→ What the task asks:
What follows is a set of records, each of which is to be written out exactly.

→ Recorded data:

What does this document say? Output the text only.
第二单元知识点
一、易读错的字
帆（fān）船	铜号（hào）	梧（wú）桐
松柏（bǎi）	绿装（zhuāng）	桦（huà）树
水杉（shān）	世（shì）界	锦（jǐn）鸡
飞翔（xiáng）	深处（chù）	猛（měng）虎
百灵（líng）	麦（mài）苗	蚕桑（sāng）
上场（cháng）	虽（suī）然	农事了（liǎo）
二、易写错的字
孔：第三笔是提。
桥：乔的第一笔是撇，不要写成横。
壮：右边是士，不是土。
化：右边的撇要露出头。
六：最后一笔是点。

→ Written answer:
What does this document say? Output the text only.
第二单元知识点
一、易读错的字
帆（fān）船	铜号（hào）	梧（wú）桐
松柏（bǎi）	绿装（zhuāng）	桦（huà）树
水杉（shān）	世（shì）界	锦（jǐn）鸡
飞翔（xiáng）	深处（chù）	猛（měng）虎
百灵（líng）	麦（mài）苗	蚕桑（sāng）
上场（cháng）	虽（suī）然	农事了（liǎo）
二、易写错的字
孔：第三笔是提。
桥：乔的第一笔是撇，不要写成横。
壮：右边是士，不是土。
化：右边的撇要露出头。
六：最后一笔是点。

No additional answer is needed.